■ Exercise inputs
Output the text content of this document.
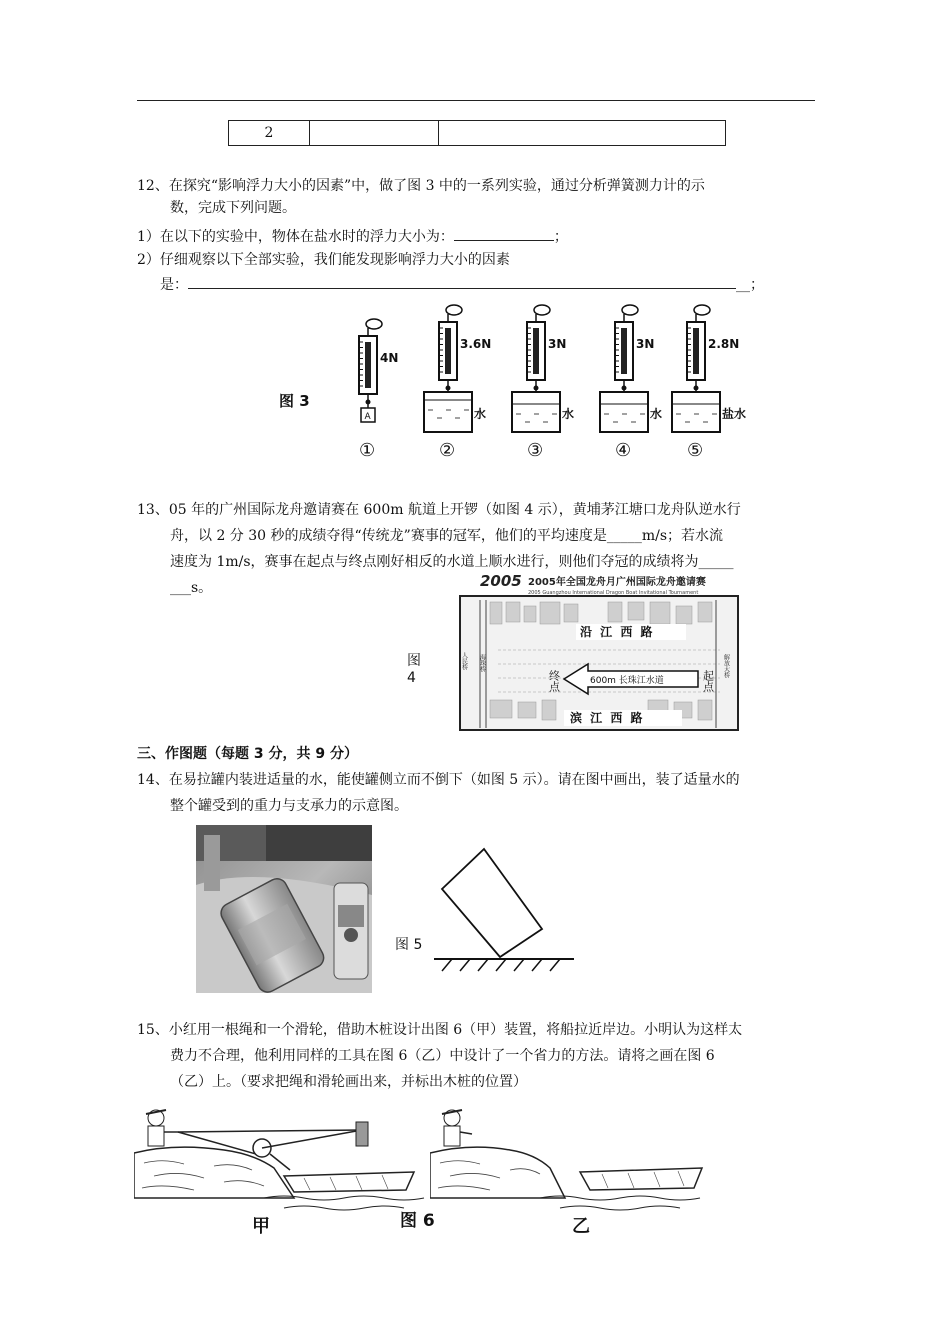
2		
12、在探究“影响浮力大小的因素”中，做了图 3 中的一系列实验，通过分析弹簧测力计的示
数，完成下列问题。
1）在以下的实验中，物体在盐水时的浮力大小为：	；
2）仔细观察以下全部实验，我们能发现影响浮力大小的因素
是：	__；
图 3
4N
A
①
3.6N
水
②
3N
水
③
3N
水
④
2.8N
盐水
⑤
13、05 年的广州国际龙舟邀请赛在 600m 航道上开锣（如图 4 示），黄埔茅江塘口龙舟队逆水行
舟，以 2 分 30 秒的成绩夺得“传统龙”赛事的冠军，他们的平均速度是_____m/s；若水流
速度为 1m/s，赛事在起点与终点刚好相反的水道上顺水进行，则他们夺冠的成绩将为_____
___s。
图
4
2005 2005年全国龙舟月广州国际龙舟邀请赛
2005 Guangzhou International Dragon Boat Invitational Tournament
人民桥 海珠桥	解放大桥
沿 江 西 路
滨 江 西 路
终点	起点
600m 长珠江水道
三、作图题（每题 3 分，共 9 分）
14、在易拉罐内装进适量的水，能使罐侧立而不倒下（如图 5 示）。请在图中画出，装了适量水的
整个罐受到的重力与支承力的示意图。
图 5
15、小红用一根绳和一个滑轮，借助木桩设计出图 6（甲）装置，将船拉近岸边。小明认为这样太
费力不合理，他利用同样的工具在图 6（乙）中设计了一个省力的方法。请将之画在图 6
（乙）上。（要求把绳和滑轮画出来，并标出木桩的位置）
甲	图 6	乙
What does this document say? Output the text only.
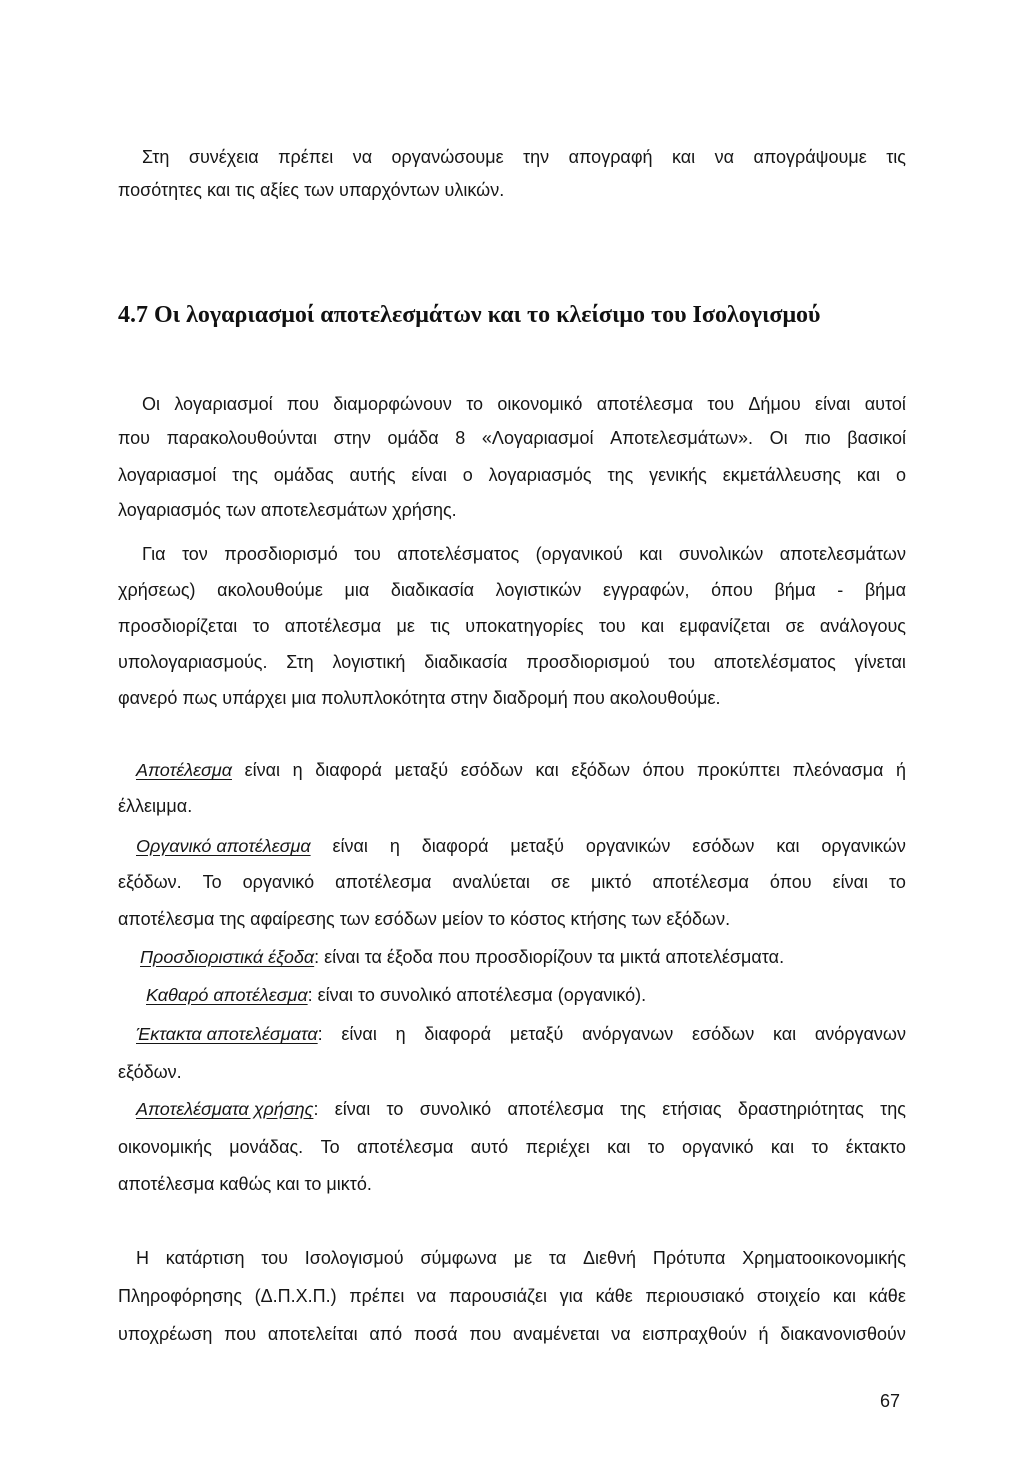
Στη συνέχεια πρέπει να οργανώσουμε την απογραφή και να απογράψουμε τις

ποσότητες και τις αξίες των υπαρχόντων υλικών.

4.7 Οι λογαριασμοί αποτελεσμάτων και το κλείσιμο του Ισολογισμού

Οι λογαριασμοί που διαμορφώνουν το οικονομικό αποτέλεσμα του Δήμου είναι αυτοί

που παρακολουθούνται στην ομάδα 8 «Λογαριασμοί Αποτελεσμάτων». Οι πιο βασικοί

λογαριασμοί της ομάδας αυτής είναι ο λογαριασμός της γενικής εκμετάλλευσης και ο

λογαριασμός των αποτελεσμάτων χρήσης.

Για τον προσδιορισμό του αποτελέσματος (οργανικού και συνολικών αποτελεσμάτων

χρήσεως) ακολουθούμε μια διαδικασία λογιστικών εγγραφών, όπου βήμα - βήμα

προσδιορίζεται το αποτέλεσμα με τις υποκατηγορίες του και εμφανίζεται σε ανάλογους

υπολογαριασμούς. Στη λογιστική διαδικασία προσδιορισμού του αποτελέσματος γίνεται

φανερό πως υπάρχει μια πολυπλοκότητα στην διαδρομή που ακολουθούμε.

Αποτέλεσμα είναι η διαφορά μεταξύ εσόδων και εξόδων όπου προκύπτει πλεόνασμα ή

έλλειμμα.

Οργανικό αποτέλεσμα είναι η διαφορά μεταξύ οργανικών εσόδων και οργανικών

εξόδων. Το οργανικό αποτέλεσμα αναλύεται σε μικτό αποτέλεσμα όπου είναι το

αποτέλεσμα της αφαίρεσης των εσόδων μείον το κόστος κτήσης των εξόδων.

Προσδιοριστικά έξοδα: είναι τα έξοδα που προσδιορίζουν τα μικτά αποτελέσματα.

Καθαρό αποτέλεσμα: είναι το συνολικό αποτέλεσμα (οργανικό).

Έκτακτα αποτελέσματα: είναι η διαφορά μεταξύ ανόργανων εσόδων και ανόργανων

εξόδων.

Αποτελέσματα χρήσης: είναι το συνολικό αποτέλεσμα της ετήσιας δραστηριότητας της

οικονομικής μονάδας. Το αποτέλεσμα αυτό περιέχει και το οργανικό και το έκτακτο

αποτέλεσμα καθώς και το μικτό.

Η κατάρτιση του Ισολογισμού σύμφωνα με τα Διεθνή Πρότυπα Χρηματοοικονομικής

Πληροφόρησης (Δ.Π.Χ.Π.) πρέπει να παρουσιάζει για κάθε περιουσιακό στοιχείο και κάθε

υποχρέωση που αποτελείται από ποσά που αναμένεται να εισπραχθούν ή διακανονισθούν

67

■ Task instructions
Your copy should match the entries exactly, minus the pictures.

■ Written answer
Output the text content of this document.
2		
12、在探究“影响浮力大小的因素”中，做了图 3 中的一系列实验，通过分析弹簧测力计的示
数，完成下列问题。
1）在以下的实验中，物体在盐水时的浮力大小为：	；
2）仔细观察以下全部实验，我们能发现影响浮力大小的因素
是：	__；
图 3
4N
A
①
3.6N
水
②
3N
水
③
3N
水
④
2.8N
盐水
⑤
13、05 年的广州国际龙舟邀请赛在 600m 航道上开锣（如图 4 示），黄埔茅江塘口龙舟队逆水行
舟，以 2 分 30 秒的成绩夺得“传统龙”赛事的冠军，他们的平均速度是_____m/s；若水流
速度为 1m/s，赛事在起点与终点刚好相反的水道上顺水进行，则他们夺冠的成绩将为_____
___s。
图
4
2005 2005年全国龙舟月广州国际龙舟邀请赛
2005 Guangzhou International Dragon Boat Invitational Tournament
人民桥 海珠桥	解放大桥
沿 江 西 路
滨 江 西 路
终点	起点
600m 长珠江水道
三、作图题（每题 3 分，共 9 分）
14、在易拉罐内装进适量的水，能使罐侧立而不倒下（如图 5 示）。请在图中画出，装了适量水的
整个罐受到的重力与支承力的示意图。
图 5
15、小红用一根绳和一个滑轮，借助木桩设计出图 6（甲）装置，将船拉近岸边。小明认为这样太
费力不合理，他利用同样的工具在图 6（乙）中设计了一个省力的方法。请将之画在图 6
（乙）上。（要求把绳和滑轮画出来，并标出木桩的位置）
甲	图 6	乙
What does this document say? Output the text only.
Στη συνέχεια πρέπει να οργανώσουμε την απογραφή και να απογράψουμε τις

ποσότητες και τις αξίες των υπαρχόντων υλικών.

4.7 Οι λογαριασμοί αποτελεσμάτων και το κλείσιμο του Ισολογισμού

Οι λογαριασμοί που διαμορφώνουν το οικονομικό αποτέλεσμα του Δήμου είναι αυτοί

που παρακολουθούνται στην ομάδα 8 «Λογαριασμοί Αποτελεσμάτων». Οι πιο βασικοί

λογαριασμοί της ομάδας αυτής είναι ο λογαριασμός της γενικής εκμετάλλευσης και ο

λογαριασμός των αποτελεσμάτων χρήσης.

Για τον προσδιορισμό του αποτελέσματος (οργανικού και συνολικών αποτελεσμάτων

χρήσεως) ακολουθούμε μια διαδικασία λογιστικών εγγραφών, όπου βήμα - βήμα

προσδιορίζεται το αποτέλεσμα με τις υποκατηγορίες του και εμφανίζεται σε ανάλογους

υπολογαριασμούς. Στη λογιστική διαδικασία προσδιορισμού του αποτελέσματος γίνεται

φανερό πως υπάρχει μια πολυπλοκότητα στην διαδρομή που ακολουθούμε.

Αποτέλεσμα είναι η διαφορά μεταξύ εσόδων και εξόδων όπου προκύπτει πλεόνασμα ή

έλλειμμα.

Οργανικό αποτέλεσμα είναι η διαφορά μεταξύ οργανικών εσόδων και οργανικών

εξόδων. Το οργανικό αποτέλεσμα αναλύεται σε μικτό αποτέλεσμα όπου είναι το

αποτέλεσμα της αφαίρεσης των εσόδων μείον το κόστος κτήσης των εξόδων.

Προσδιοριστικά έξοδα: είναι τα έξοδα που προσδιορίζουν τα μικτά αποτελέσματα.

Καθαρό αποτέλεσμα: είναι το συνολικό αποτέλεσμα (οργανικό).

Έκτακτα αποτελέσματα: είναι η διαφορά μεταξύ ανόργανων εσόδων και ανόργανων

εξόδων.

Αποτελέσματα χρήσης: είναι το συνολικό αποτέλεσμα της ετήσιας δραστηριότητας της

οικονομικής μονάδας. Το αποτέλεσμα αυτό περιέχει και το οργανικό και το έκτακτο

αποτέλεσμα καθώς και το μικτό.

Η κατάρτιση του Ισολογισμού σύμφωνα με τα Διεθνή Πρότυπα Χρηματοοικονομικής

Πληροφόρησης (Δ.Π.Χ.Π.) πρέπει να παρουσιάζει για κάθε περιουσιακό στοιχείο και κάθε

υποχρέωση που αποτελείται από ποσά που αναμένεται να εισπραχθούν ή διακανονισθούν

67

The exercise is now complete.